__PROMPT__. Pick out the lines below with "image" and list them.

** Start of STORED RECORDS **

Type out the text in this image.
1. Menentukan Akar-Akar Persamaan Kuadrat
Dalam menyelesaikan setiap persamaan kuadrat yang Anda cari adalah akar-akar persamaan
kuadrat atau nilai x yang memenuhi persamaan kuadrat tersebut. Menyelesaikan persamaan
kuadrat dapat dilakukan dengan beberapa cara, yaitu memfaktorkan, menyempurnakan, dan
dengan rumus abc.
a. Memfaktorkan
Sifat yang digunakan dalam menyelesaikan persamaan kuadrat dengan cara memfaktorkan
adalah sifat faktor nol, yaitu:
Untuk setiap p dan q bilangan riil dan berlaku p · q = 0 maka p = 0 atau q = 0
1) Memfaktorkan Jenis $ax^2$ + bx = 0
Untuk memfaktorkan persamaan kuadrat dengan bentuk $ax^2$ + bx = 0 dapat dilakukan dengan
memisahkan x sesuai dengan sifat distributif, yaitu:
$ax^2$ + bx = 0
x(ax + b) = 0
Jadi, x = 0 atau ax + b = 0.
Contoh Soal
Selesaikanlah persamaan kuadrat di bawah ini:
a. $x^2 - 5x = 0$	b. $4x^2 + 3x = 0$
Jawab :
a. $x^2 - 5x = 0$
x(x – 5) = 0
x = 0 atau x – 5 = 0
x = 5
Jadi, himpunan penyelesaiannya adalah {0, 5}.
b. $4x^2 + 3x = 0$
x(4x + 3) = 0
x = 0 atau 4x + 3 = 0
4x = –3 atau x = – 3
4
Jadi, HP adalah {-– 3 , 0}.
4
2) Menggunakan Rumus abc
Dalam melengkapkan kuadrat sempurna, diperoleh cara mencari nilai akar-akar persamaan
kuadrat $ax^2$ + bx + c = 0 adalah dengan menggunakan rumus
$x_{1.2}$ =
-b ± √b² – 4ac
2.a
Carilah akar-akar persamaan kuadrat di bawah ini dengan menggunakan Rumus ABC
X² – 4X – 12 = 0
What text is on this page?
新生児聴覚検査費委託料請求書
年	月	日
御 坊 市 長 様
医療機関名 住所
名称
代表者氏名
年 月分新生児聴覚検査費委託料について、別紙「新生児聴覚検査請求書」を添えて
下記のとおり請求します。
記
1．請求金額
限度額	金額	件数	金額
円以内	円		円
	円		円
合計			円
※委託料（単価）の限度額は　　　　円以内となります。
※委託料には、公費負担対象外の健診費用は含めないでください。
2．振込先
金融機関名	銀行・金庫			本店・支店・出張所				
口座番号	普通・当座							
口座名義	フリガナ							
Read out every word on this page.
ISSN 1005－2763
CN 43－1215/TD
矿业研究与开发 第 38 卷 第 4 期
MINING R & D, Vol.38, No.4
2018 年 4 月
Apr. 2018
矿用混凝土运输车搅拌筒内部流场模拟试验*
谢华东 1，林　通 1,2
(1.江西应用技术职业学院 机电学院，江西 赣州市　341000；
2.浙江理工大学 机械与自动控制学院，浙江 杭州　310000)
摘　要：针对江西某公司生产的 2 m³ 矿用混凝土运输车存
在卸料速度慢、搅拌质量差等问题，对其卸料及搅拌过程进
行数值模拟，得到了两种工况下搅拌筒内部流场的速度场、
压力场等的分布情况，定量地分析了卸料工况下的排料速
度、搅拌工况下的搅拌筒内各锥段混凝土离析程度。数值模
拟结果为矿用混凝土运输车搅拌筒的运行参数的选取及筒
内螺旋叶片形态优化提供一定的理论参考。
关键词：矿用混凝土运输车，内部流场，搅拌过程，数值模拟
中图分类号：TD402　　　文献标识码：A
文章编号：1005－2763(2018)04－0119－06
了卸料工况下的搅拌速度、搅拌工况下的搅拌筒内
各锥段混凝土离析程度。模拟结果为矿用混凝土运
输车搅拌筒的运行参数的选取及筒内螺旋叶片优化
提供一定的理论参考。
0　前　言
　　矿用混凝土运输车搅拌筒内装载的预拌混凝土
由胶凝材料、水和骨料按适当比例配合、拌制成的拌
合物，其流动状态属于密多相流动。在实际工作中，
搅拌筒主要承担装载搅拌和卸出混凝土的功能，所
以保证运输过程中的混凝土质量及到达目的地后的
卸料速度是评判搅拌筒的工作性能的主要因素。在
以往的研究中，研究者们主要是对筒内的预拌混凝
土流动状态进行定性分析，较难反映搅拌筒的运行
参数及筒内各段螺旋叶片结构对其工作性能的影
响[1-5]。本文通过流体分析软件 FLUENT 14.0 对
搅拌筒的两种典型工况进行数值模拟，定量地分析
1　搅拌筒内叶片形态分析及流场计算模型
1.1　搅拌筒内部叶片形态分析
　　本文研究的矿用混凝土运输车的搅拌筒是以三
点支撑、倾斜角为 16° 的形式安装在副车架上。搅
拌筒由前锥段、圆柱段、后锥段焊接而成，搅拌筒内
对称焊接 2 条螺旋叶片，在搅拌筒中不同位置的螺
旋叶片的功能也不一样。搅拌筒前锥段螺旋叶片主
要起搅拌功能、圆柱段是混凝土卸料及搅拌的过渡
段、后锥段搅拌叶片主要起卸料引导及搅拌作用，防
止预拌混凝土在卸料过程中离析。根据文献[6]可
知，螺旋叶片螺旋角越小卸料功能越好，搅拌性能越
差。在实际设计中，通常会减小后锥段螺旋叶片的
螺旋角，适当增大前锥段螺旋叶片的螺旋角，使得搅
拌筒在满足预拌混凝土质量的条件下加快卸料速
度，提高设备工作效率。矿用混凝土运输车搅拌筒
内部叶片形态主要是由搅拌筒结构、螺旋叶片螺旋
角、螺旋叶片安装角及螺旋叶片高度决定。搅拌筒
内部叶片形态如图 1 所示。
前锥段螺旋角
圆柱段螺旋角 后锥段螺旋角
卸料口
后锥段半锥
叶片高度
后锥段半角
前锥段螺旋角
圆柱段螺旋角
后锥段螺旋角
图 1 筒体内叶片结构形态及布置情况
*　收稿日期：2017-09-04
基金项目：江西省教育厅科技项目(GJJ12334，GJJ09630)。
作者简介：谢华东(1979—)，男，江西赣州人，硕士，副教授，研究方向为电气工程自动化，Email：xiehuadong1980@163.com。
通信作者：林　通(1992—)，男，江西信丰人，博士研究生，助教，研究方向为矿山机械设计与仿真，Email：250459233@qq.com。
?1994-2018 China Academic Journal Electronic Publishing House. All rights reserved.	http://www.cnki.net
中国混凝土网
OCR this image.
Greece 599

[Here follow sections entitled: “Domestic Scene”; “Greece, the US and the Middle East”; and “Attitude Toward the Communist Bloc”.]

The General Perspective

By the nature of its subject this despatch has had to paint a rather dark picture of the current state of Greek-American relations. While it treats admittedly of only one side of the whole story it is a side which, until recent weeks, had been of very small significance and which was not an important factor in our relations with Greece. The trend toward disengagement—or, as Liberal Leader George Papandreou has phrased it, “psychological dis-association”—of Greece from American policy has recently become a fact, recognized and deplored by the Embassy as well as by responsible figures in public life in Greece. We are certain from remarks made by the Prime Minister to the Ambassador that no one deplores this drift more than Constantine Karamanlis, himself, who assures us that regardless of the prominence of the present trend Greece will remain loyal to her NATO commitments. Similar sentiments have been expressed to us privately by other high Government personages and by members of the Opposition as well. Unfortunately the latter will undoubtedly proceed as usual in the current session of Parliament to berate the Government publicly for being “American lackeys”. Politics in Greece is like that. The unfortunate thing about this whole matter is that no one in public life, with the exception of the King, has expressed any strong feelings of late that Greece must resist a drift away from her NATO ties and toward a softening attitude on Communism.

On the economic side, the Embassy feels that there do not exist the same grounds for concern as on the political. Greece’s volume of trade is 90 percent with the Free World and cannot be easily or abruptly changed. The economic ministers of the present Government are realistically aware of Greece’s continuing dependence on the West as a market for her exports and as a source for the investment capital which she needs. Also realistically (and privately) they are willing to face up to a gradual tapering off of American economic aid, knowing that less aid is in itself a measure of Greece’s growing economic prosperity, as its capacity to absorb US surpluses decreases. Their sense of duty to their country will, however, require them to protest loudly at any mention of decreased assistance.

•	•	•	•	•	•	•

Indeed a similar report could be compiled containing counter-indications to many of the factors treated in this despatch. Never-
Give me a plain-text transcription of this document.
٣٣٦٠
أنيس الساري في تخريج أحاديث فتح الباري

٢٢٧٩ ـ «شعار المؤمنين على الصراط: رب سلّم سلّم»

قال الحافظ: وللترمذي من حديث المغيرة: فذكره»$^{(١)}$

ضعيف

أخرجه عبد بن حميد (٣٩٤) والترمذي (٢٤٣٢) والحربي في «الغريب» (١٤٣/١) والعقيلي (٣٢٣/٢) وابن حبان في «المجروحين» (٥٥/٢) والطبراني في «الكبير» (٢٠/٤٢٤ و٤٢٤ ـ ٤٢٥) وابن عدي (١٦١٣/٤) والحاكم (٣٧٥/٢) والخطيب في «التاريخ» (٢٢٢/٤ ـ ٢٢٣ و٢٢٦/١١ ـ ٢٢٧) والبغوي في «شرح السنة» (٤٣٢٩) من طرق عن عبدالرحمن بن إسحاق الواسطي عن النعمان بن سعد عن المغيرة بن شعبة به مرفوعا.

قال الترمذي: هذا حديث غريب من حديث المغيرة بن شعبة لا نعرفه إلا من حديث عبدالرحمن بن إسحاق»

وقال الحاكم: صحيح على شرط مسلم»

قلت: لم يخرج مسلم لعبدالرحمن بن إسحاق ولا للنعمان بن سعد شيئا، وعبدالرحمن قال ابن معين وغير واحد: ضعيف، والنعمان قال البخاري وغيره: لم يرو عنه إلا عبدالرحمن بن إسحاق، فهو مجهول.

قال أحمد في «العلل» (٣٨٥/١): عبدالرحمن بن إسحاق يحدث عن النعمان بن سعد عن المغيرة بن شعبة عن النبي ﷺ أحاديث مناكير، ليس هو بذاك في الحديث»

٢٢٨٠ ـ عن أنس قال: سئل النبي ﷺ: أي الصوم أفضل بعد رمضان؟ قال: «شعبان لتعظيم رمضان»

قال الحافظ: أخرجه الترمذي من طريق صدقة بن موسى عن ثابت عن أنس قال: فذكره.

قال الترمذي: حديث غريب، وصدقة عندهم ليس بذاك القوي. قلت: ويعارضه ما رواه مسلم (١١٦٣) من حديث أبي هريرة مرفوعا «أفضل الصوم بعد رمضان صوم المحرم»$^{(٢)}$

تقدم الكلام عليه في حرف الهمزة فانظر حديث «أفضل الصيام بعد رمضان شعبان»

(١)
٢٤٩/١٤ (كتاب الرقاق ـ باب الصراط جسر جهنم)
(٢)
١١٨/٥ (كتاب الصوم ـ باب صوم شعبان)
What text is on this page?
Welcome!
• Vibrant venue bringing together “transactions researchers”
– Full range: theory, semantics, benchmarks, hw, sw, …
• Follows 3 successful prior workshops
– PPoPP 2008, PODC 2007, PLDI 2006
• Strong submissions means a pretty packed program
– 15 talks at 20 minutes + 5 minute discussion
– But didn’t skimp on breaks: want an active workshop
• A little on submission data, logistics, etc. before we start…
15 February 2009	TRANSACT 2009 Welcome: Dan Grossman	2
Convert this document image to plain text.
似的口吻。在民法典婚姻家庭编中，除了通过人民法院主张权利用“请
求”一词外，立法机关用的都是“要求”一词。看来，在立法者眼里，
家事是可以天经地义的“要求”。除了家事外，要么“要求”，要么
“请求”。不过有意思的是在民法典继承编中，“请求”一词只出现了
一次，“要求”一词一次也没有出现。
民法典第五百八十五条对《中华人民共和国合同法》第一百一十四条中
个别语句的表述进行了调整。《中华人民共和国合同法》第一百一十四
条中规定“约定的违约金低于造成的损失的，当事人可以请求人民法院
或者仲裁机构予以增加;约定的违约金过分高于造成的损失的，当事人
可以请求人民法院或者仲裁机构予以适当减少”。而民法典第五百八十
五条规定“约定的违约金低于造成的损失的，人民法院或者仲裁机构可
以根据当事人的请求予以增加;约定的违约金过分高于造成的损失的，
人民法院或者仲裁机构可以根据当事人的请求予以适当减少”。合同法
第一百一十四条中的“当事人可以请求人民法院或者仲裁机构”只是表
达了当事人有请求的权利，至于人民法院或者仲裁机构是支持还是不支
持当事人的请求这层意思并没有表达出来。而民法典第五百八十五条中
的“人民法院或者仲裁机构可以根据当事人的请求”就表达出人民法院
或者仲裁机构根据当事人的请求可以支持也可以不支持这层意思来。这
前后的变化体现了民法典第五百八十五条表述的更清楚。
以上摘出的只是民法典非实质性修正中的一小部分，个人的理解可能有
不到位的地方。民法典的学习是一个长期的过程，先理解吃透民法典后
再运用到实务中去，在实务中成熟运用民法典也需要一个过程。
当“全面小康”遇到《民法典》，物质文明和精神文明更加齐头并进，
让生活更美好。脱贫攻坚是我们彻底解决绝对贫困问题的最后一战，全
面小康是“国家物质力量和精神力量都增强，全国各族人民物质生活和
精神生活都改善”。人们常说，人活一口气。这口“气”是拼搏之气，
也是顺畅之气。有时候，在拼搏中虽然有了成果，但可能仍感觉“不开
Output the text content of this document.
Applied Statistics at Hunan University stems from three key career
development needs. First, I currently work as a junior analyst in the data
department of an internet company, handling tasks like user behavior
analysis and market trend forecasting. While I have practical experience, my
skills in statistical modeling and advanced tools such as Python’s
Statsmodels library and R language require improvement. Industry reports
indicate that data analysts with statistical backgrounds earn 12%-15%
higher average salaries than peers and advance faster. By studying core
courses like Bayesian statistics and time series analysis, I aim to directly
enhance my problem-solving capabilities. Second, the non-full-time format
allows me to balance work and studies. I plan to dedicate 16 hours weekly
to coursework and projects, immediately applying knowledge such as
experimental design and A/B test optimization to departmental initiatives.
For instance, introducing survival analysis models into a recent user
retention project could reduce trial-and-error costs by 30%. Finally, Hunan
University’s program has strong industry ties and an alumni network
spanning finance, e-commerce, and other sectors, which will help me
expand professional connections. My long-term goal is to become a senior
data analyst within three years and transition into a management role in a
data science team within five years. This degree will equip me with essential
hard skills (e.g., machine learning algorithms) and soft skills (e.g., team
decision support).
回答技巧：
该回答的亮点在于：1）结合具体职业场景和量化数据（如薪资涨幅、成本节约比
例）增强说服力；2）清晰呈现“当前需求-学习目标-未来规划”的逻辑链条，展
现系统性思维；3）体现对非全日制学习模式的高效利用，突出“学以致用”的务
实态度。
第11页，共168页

** End of STORED RECORDS **

__RESPONSE TO THIS EXERCISE__.
Type out the text in this image.
OCR this image.
Convert this document image to plain text.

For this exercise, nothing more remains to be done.